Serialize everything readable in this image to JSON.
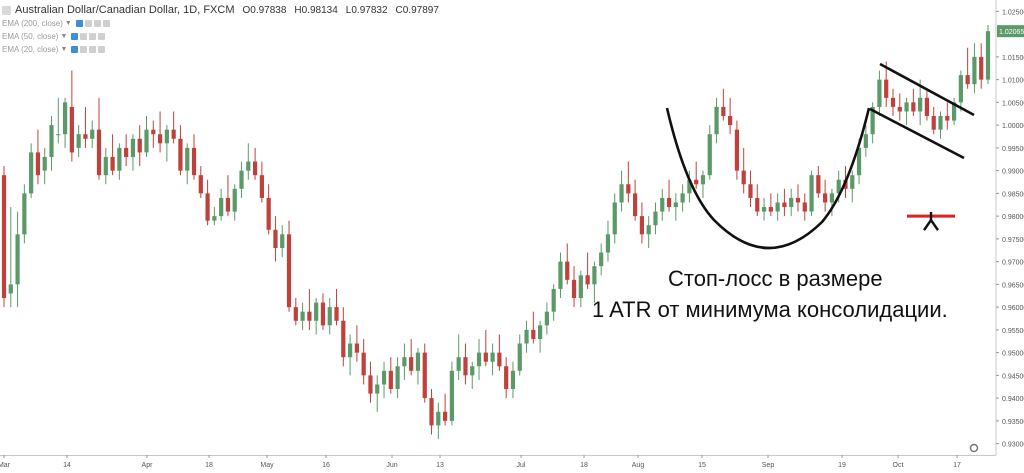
{
  "header": {
    "title": "Australian Dollar/Canadian Dollar, 1D, FXCM",
    "open": "O0.97838",
    "high": "H0.98134",
    "low": "L0.97832",
    "close": "C0.97897"
  },
  "indicators": [
    {
      "label": "EMA (200, close)"
    },
    {
      "label": "EMA (50, close)"
    },
    {
      "label": "EMA (20, close)"
    }
  ],
  "annotation": {
    "line1": "Стоп-лосс в размере",
    "line2": "1  ATR от минимума консолидации."
  },
  "colors": {
    "up": "#5b9a68",
    "down": "#c0403b",
    "last_price_bg": "#5b9a68",
    "stop_line": "#e02020",
    "drawing": "#111111"
  },
  "chart_data": {
    "type": "candlestick",
    "title": "Australian Dollar/Canadian Dollar, 1D, FXCM",
    "ylim": [
      0.9275,
      1.0275
    ],
    "yticks": [
      "1.02500",
      "1.01500",
      "1.01000",
      "1.00500",
      "1.00000",
      "0.99500",
      "0.99000",
      "0.98500",
      "0.98000",
      "0.97500",
      "0.97000",
      "0.96500",
      "0.96000",
      "0.95500",
      "0.95000",
      "0.94500",
      "0.94000",
      "0.93500",
      "0.93000"
    ],
    "last_price": "1.02065",
    "xticks": [
      "Mar",
      "14",
      "Apr",
      "18",
      "May",
      "16",
      "Jun",
      "13",
      "Jul",
      "18",
      "Aug",
      "15",
      "Sep",
      "19",
      "Oct",
      "17"
    ],
    "stop_level": 0.98,
    "grid": false,
    "candles": [
      [
        0.989,
        0.991,
        0.96,
        0.962
      ],
      [
        0.963,
        0.982,
        0.96,
        0.965
      ],
      [
        0.965,
        0.981,
        0.96,
        0.976
      ],
      [
        0.976,
        0.987,
        0.974,
        0.985
      ],
      [
        0.985,
        0.996,
        0.984,
        0.994
      ],
      [
        0.994,
        0.999,
        0.987,
        0.989
      ],
      [
        0.99,
        0.995,
        0.987,
        0.993
      ],
      [
        0.993,
        1.002,
        0.99,
        1.0
      ],
      [
        0.998,
        1.006,
        0.996,
        0.998
      ],
      [
        0.998,
        1.006,
        0.995,
        1.005
      ],
      [
        1.004,
        1.012,
        0.992,
        0.994
      ],
      [
        0.995,
        1.0,
        0.993,
        0.998
      ],
      [
        0.998,
        1.004,
        0.995,
        0.997
      ],
      [
        0.997,
        1.001,
        0.995,
        0.999
      ],
      [
        0.999,
        1.006,
        0.988,
        0.989
      ],
      [
        0.989,
        0.995,
        0.987,
        0.993
      ],
      [
        0.993,
        0.998,
        0.989,
        0.99
      ],
      [
        0.99,
        0.996,
        0.988,
        0.995
      ],
      [
        0.995,
        0.998,
        0.991,
        0.993
      ],
      [
        0.993,
        0.998,
        0.99,
        0.997
      ],
      [
        0.997,
        1.0,
        0.991,
        0.994
      ],
      [
        0.994,
        1.002,
        0.993,
        0.999
      ],
      [
        0.999,
        1.001,
        0.995,
        0.998
      ],
      [
        0.998,
        1.003,
        0.994,
        0.996
      ],
      [
        0.996,
        1.0,
        0.992,
        0.999
      ],
      [
        0.999,
        1.003,
        0.996,
        0.997
      ],
      [
        0.997,
        1.0,
        0.989,
        0.99
      ],
      [
        0.99,
        0.996,
        0.987,
        0.995
      ],
      [
        0.995,
        0.998,
        0.988,
        0.989
      ],
      [
        0.989,
        0.991,
        0.984,
        0.985
      ],
      [
        0.985,
        0.988,
        0.978,
        0.979
      ],
      [
        0.979,
        0.982,
        0.978,
        0.98
      ],
      [
        0.98,
        0.986,
        0.979,
        0.984
      ],
      [
        0.984,
        0.989,
        0.98,
        0.981
      ],
      [
        0.981,
        0.987,
        0.979,
        0.986
      ],
      [
        0.986,
        0.992,
        0.984,
        0.99
      ],
      [
        0.99,
        0.996,
        0.988,
        0.992
      ],
      [
        0.992,
        0.995,
        0.988,
        0.989
      ],
      [
        0.989,
        0.992,
        0.983,
        0.984
      ],
      [
        0.984,
        0.987,
        0.976,
        0.977
      ],
      [
        0.977,
        0.98,
        0.97,
        0.973
      ],
      [
        0.973,
        0.978,
        0.971,
        0.976
      ],
      [
        0.976,
        0.979,
        0.959,
        0.96
      ],
      [
        0.96,
        0.962,
        0.956,
        0.957
      ],
      [
        0.957,
        0.961,
        0.955,
        0.959
      ],
      [
        0.959,
        0.964,
        0.955,
        0.957
      ],
      [
        0.957,
        0.962,
        0.954,
        0.961
      ],
      [
        0.961,
        0.963,
        0.955,
        0.956
      ],
      [
        0.956,
        0.962,
        0.954,
        0.96
      ],
      [
        0.96,
        0.964,
        0.956,
        0.957
      ],
      [
        0.957,
        0.96,
        0.947,
        0.949
      ],
      [
        0.949,
        0.954,
        0.945,
        0.952
      ],
      [
        0.952,
        0.956,
        0.948,
        0.95
      ],
      [
        0.95,
        0.953,
        0.943,
        0.945
      ],
      [
        0.945,
        0.948,
        0.939,
        0.941
      ],
      [
        0.941,
        0.945,
        0.937,
        0.943
      ],
      [
        0.943,
        0.948,
        0.94,
        0.946
      ],
      [
        0.946,
        0.949,
        0.941,
        0.942
      ],
      [
        0.942,
        0.949,
        0.94,
        0.947
      ],
      [
        0.947,
        0.952,
        0.944,
        0.949
      ],
      [
        0.949,
        0.953,
        0.945,
        0.946
      ],
      [
        0.946,
        0.951,
        0.943,
        0.95
      ],
      [
        0.95,
        0.952,
        0.939,
        0.94
      ],
      [
        0.94,
        0.942,
        0.932,
        0.934
      ],
      [
        0.934,
        0.939,
        0.931,
        0.937
      ],
      [
        0.937,
        0.941,
        0.934,
        0.935
      ],
      [
        0.935,
        0.948,
        0.934,
        0.946
      ],
      [
        0.946,
        0.954,
        0.944,
        0.949
      ],
      [
        0.949,
        0.952,
        0.943,
        0.945
      ],
      [
        0.945,
        0.948,
        0.942,
        0.947
      ],
      [
        0.947,
        0.953,
        0.944,
        0.95
      ],
      [
        0.95,
        0.955,
        0.947,
        0.948
      ],
      [
        0.948,
        0.952,
        0.945,
        0.95
      ],
      [
        0.95,
        0.954,
        0.946,
        0.947
      ],
      [
        0.947,
        0.949,
        0.94,
        0.942
      ],
      [
        0.942,
        0.948,
        0.94,
        0.946
      ],
      [
        0.946,
        0.954,
        0.945,
        0.952
      ],
      [
        0.952,
        0.957,
        0.95,
        0.955
      ],
      [
        0.955,
        0.959,
        0.952,
        0.953
      ],
      [
        0.953,
        0.957,
        0.95,
        0.956
      ],
      [
        0.956,
        0.961,
        0.954,
        0.959
      ],
      [
        0.959,
        0.965,
        0.957,
        0.964
      ],
      [
        0.964,
        0.972,
        0.962,
        0.97
      ],
      [
        0.97,
        0.974,
        0.965,
        0.966
      ],
      [
        0.966,
        0.969,
        0.96,
        0.962
      ],
      [
        0.962,
        0.968,
        0.96,
        0.967
      ],
      [
        0.967,
        0.972,
        0.964,
        0.965
      ],
      [
        0.965,
        0.97,
        0.961,
        0.969
      ],
      [
        0.969,
        0.974,
        0.967,
        0.972
      ],
      [
        0.972,
        0.979,
        0.97,
        0.976
      ],
      [
        0.976,
        0.985,
        0.974,
        0.983
      ],
      [
        0.983,
        0.99,
        0.981,
        0.987
      ],
      [
        0.987,
        0.992,
        0.983,
        0.985
      ],
      [
        0.985,
        0.988,
        0.979,
        0.98
      ],
      [
        0.98,
        0.983,
        0.974,
        0.976
      ],
      [
        0.976,
        0.98,
        0.973,
        0.978
      ],
      [
        0.978,
        0.983,
        0.976,
        0.981
      ],
      [
        0.981,
        0.986,
        0.979,
        0.984
      ],
      [
        0.984,
        0.988,
        0.981,
        0.982
      ],
      [
        0.982,
        0.985,
        0.979,
        0.983
      ],
      [
        0.983,
        0.987,
        0.981,
        0.985
      ],
      [
        0.985,
        0.99,
        0.983,
        0.988
      ],
      [
        0.988,
        0.992,
        0.986,
        0.987
      ],
      [
        0.987,
        0.99,
        0.984,
        0.989
      ],
      [
        0.989,
        1.0,
        0.988,
        0.998
      ],
      [
        0.998,
        1.006,
        0.996,
        1.004
      ],
      [
        1.004,
        1.008,
        1.001,
        1.002
      ],
      [
        1.002,
        1.006,
        0.998,
        1.0
      ],
      [
        0.999,
        1.001,
        0.988,
        0.99
      ],
      [
        0.99,
        0.995,
        0.985,
        0.987
      ],
      [
        0.987,
        0.99,
        0.982,
        0.984
      ],
      [
        0.984,
        0.987,
        0.98,
        0.981
      ],
      [
        0.981,
        0.984,
        0.979,
        0.982
      ],
      [
        0.982,
        0.985,
        0.98,
        0.981
      ],
      [
        0.981,
        0.985,
        0.979,
        0.983
      ],
      [
        0.983,
        0.986,
        0.98,
        0.982
      ],
      [
        0.982,
        0.986,
        0.98,
        0.984
      ],
      [
        0.984,
        0.987,
        0.981,
        0.983
      ],
      [
        0.983,
        0.985,
        0.979,
        0.981
      ],
      [
        0.981,
        0.99,
        0.98,
        0.989
      ],
      [
        0.989,
        0.991,
        0.984,
        0.985
      ],
      [
        0.985,
        0.988,
        0.981,
        0.983
      ],
      [
        0.983,
        0.986,
        0.98,
        0.985
      ],
      [
        0.985,
        0.99,
        0.983,
        0.988
      ],
      [
        0.988,
        0.991,
        0.984,
        0.986
      ],
      [
        0.986,
        0.99,
        0.983,
        0.989
      ],
      [
        0.989,
        0.997,
        0.987,
        0.995
      ],
      [
        0.995,
        1.0,
        0.993,
        0.998
      ],
      [
        0.998,
        1.005,
        0.996,
        1.004
      ],
      [
        1.004,
        1.012,
        1.002,
        1.01
      ],
      [
        1.01,
        1.014,
        1.004,
        1.006
      ],
      [
        1.006,
        1.008,
        1.002,
        1.004
      ],
      [
        1.004,
        1.007,
        1.001,
        1.003
      ],
      [
        1.003,
        1.006,
        1.0,
        1.005
      ],
      [
        1.005,
        1.008,
        1.002,
        1.003
      ],
      [
        1.003,
        1.01,
        1.0,
        1.006
      ],
      [
        1.006,
        1.008,
        1.001,
        1.002
      ],
      [
        1.002,
        1.004,
        0.998,
        0.999
      ],
      [
        0.999,
        1.003,
        0.997,
        1.002
      ],
      [
        1.002,
        1.005,
        0.999,
        1.001
      ],
      [
        1.001,
        1.006,
        1.0,
        1.005
      ],
      [
        1.005,
        1.012,
        1.003,
        1.011
      ],
      [
        1.011,
        1.017,
        1.008,
        1.009
      ],
      [
        1.009,
        1.018,
        1.007,
        1.015
      ],
      [
        1.015,
        1.018,
        1.008,
        1.01
      ],
      [
        1.01,
        1.022,
        1.009,
        1.02065
      ]
    ]
  }
}
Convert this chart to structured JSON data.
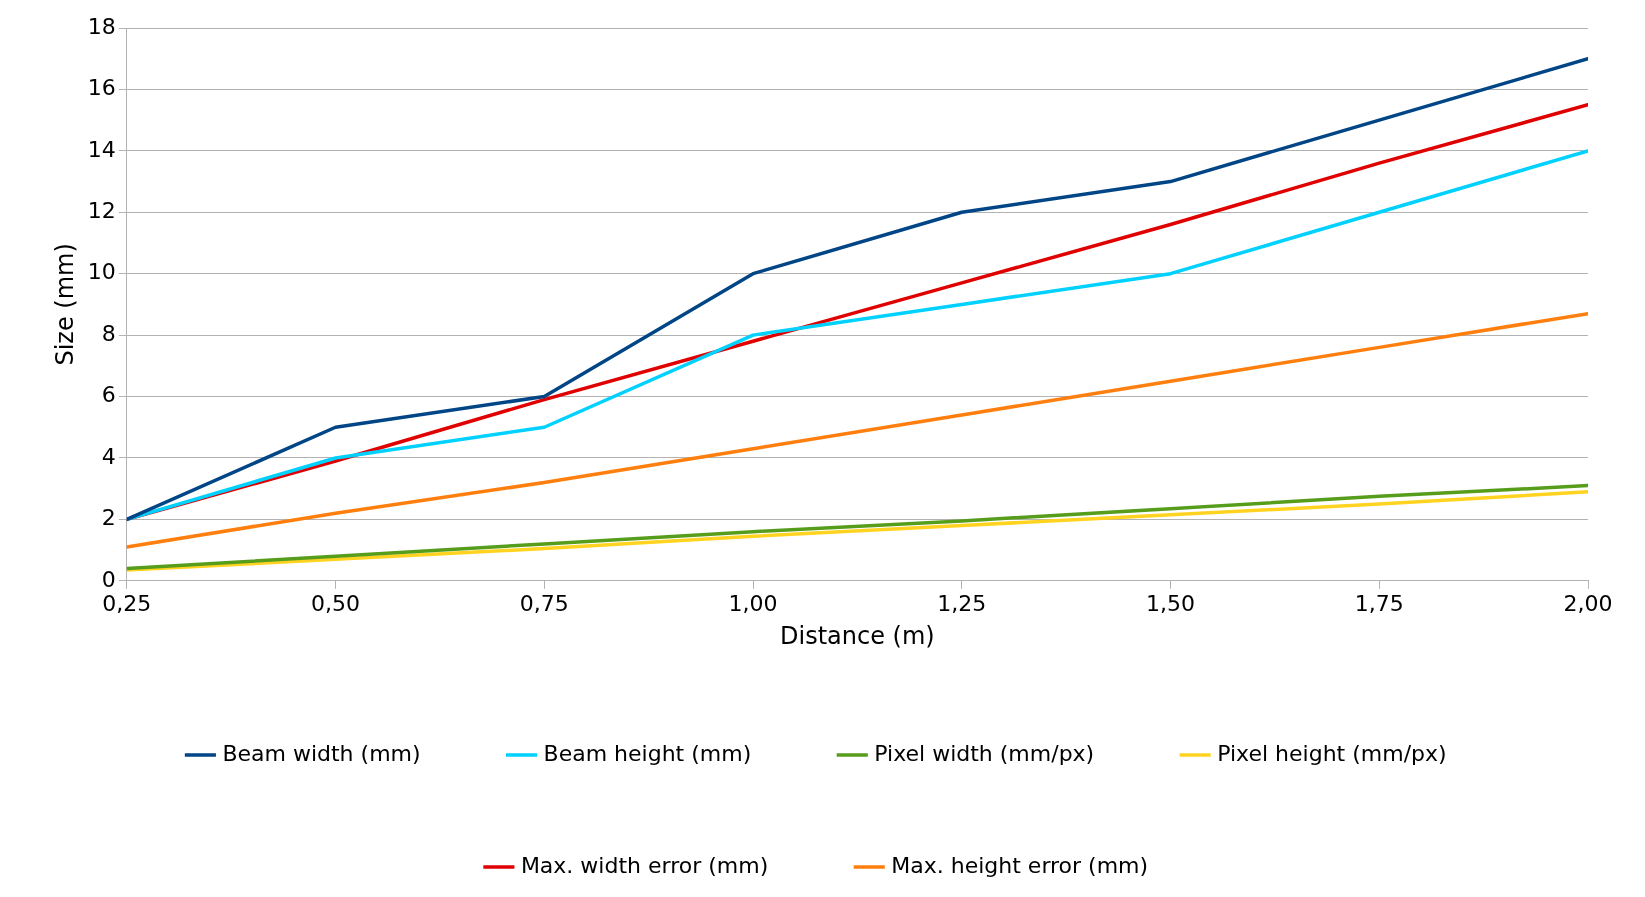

++++++++++++++++++++

§ Aim
Extract lines where the string "close" occurs.

§ Exercise result
    "close": "C0.97897"
      "label": "EMA (200, close)"
      "label": "EMA (50, close)"
      "label": "EMA (20, close)"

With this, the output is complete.